**Material**.

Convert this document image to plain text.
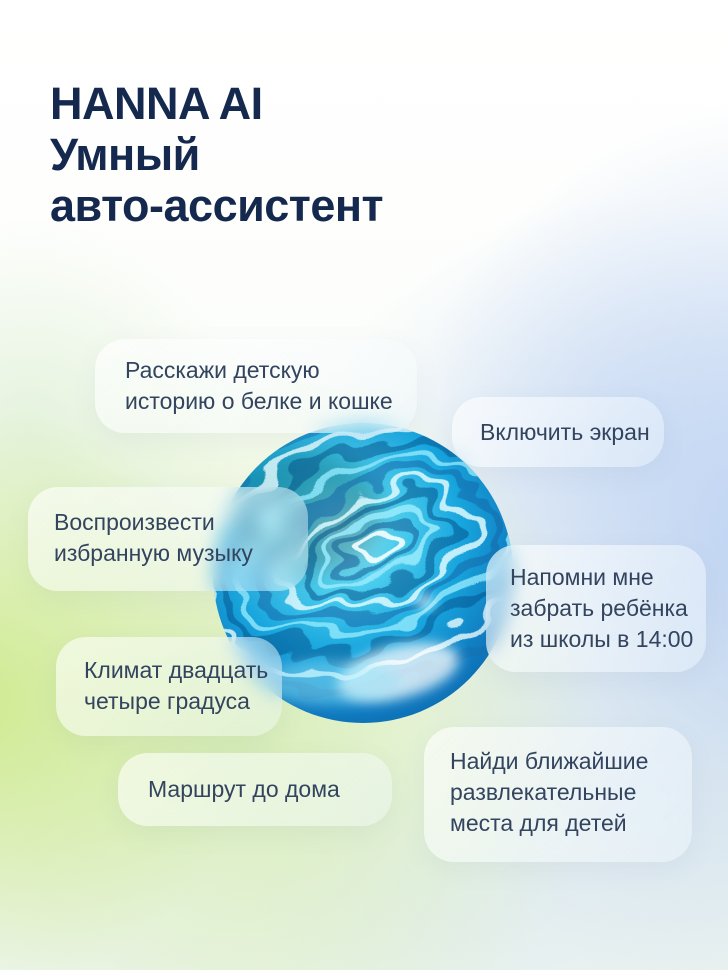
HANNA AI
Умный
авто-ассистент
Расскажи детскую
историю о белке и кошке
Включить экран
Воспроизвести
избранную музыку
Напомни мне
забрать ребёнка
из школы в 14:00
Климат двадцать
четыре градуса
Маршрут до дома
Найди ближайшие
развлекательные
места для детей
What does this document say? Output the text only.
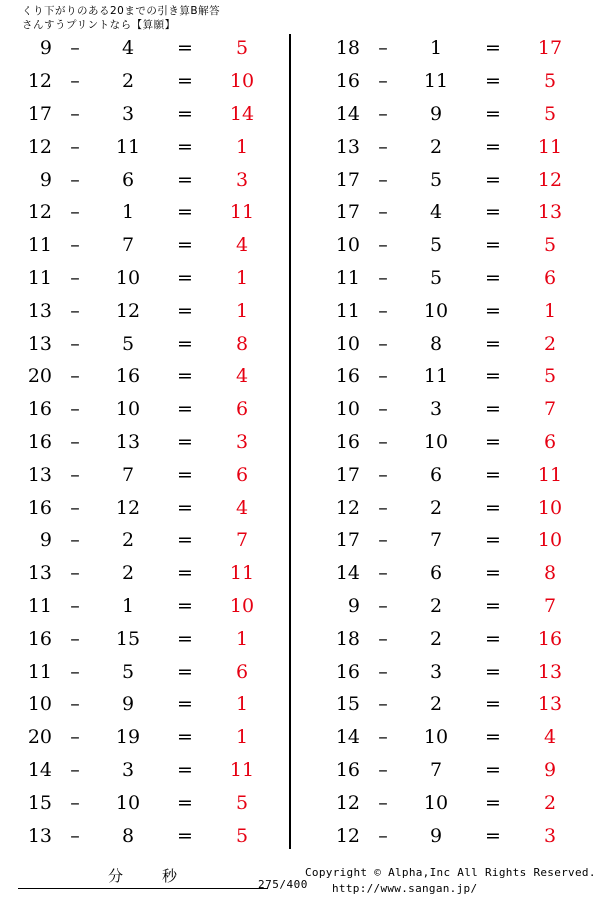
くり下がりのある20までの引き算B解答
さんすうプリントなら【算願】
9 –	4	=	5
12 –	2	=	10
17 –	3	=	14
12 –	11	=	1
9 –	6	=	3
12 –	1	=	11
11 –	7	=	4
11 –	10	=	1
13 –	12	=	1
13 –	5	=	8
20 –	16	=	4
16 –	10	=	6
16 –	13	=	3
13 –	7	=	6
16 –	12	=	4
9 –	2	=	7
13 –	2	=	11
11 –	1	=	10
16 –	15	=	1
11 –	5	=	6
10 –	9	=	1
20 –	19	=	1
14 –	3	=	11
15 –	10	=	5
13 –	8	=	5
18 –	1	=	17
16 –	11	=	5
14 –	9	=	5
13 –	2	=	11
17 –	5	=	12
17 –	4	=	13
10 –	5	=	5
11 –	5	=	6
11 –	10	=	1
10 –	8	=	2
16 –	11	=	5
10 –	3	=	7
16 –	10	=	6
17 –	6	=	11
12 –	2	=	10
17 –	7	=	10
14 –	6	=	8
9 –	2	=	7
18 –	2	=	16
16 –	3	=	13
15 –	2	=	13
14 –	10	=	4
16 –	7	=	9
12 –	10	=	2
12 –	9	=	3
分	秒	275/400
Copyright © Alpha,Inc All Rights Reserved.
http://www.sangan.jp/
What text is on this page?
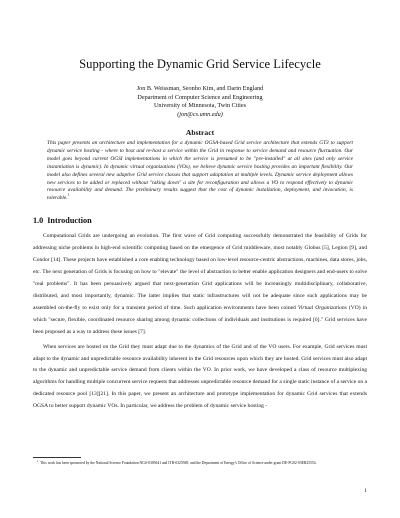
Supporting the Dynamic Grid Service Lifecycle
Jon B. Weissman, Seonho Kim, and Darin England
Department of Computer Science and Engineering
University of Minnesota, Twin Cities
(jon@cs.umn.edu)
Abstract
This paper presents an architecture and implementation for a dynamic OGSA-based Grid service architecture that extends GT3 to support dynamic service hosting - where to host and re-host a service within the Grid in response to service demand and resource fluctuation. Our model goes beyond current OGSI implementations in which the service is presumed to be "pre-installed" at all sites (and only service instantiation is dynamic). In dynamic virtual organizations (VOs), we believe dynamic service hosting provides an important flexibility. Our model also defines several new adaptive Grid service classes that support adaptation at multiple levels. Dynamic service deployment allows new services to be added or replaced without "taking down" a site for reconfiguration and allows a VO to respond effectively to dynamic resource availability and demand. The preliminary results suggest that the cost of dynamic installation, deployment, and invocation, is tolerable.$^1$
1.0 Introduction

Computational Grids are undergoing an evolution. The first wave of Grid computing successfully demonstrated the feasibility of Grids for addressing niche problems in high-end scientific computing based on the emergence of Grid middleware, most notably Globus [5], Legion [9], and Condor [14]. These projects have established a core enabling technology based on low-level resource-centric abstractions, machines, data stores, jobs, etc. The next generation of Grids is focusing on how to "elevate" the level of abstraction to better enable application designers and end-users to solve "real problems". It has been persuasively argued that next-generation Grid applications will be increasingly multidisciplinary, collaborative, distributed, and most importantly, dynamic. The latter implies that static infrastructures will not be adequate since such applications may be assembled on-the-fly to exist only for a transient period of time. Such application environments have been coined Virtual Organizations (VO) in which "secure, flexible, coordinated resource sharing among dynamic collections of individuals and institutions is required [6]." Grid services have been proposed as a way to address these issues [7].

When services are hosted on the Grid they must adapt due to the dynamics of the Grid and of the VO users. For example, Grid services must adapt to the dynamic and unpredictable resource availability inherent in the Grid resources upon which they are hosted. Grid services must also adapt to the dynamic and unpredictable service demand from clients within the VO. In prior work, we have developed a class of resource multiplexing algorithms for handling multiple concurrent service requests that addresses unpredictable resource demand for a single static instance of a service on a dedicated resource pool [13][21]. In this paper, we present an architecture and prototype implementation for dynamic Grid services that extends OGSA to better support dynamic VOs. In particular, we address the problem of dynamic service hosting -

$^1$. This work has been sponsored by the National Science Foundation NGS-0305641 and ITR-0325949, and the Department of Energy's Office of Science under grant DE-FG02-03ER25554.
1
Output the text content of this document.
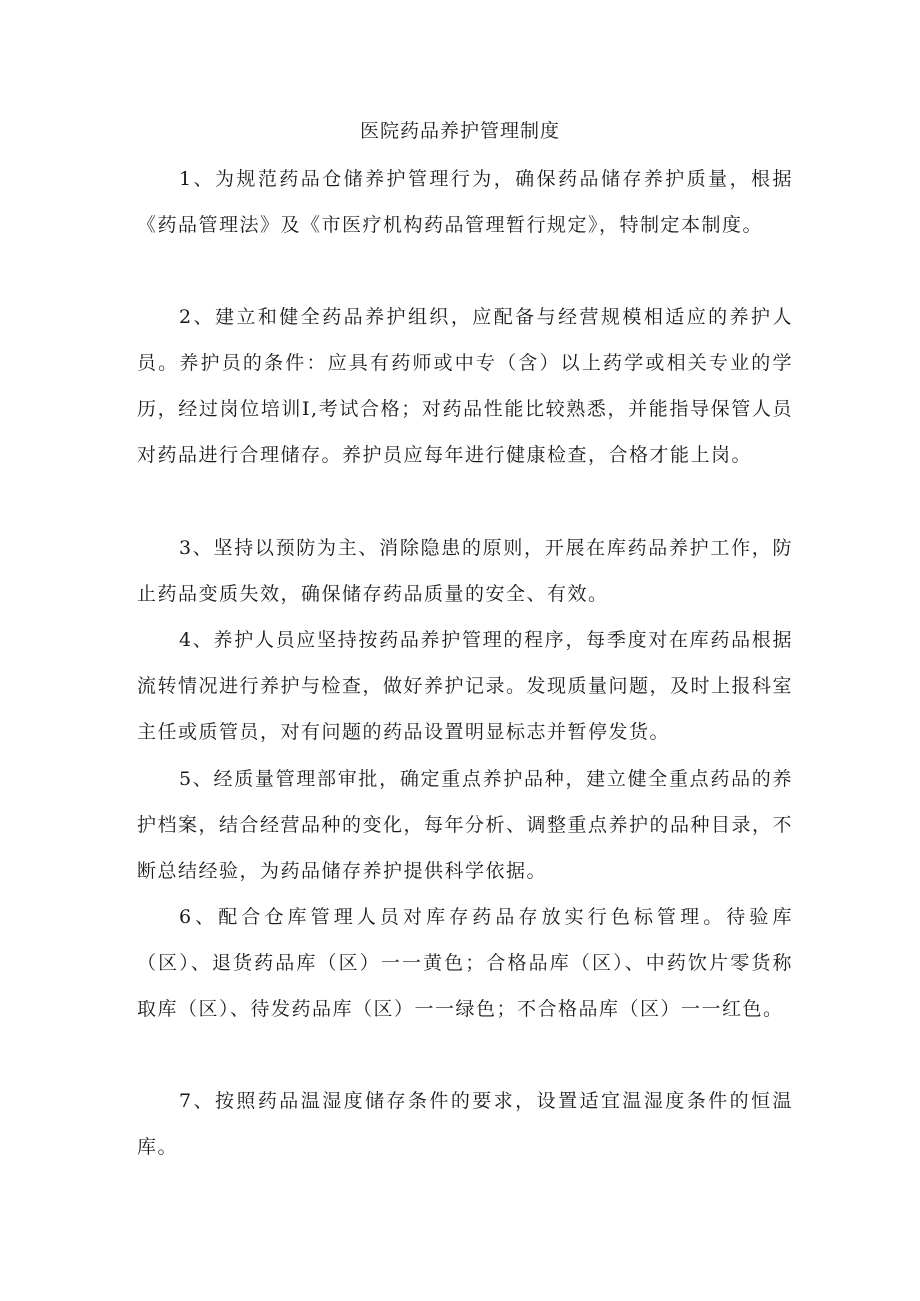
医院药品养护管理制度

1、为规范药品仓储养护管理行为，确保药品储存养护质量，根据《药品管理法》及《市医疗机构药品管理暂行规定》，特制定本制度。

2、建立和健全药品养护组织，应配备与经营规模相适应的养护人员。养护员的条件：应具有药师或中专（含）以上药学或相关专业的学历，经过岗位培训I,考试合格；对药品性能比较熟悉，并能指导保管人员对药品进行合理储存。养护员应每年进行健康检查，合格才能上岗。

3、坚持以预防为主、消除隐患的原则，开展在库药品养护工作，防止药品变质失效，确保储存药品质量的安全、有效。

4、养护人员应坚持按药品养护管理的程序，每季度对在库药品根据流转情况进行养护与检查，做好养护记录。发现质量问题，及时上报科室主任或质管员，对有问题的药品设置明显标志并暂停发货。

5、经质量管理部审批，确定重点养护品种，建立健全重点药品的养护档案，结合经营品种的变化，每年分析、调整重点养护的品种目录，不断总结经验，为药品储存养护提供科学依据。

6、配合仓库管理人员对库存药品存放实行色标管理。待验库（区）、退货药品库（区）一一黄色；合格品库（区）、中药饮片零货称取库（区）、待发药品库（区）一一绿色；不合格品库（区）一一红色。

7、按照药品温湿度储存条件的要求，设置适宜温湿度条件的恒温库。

**Goal of the exercise**. Write out every line of the entries that holds the word "Output".

**Written reply**.
What does this document say? Output the text only.
Output the text content of this document.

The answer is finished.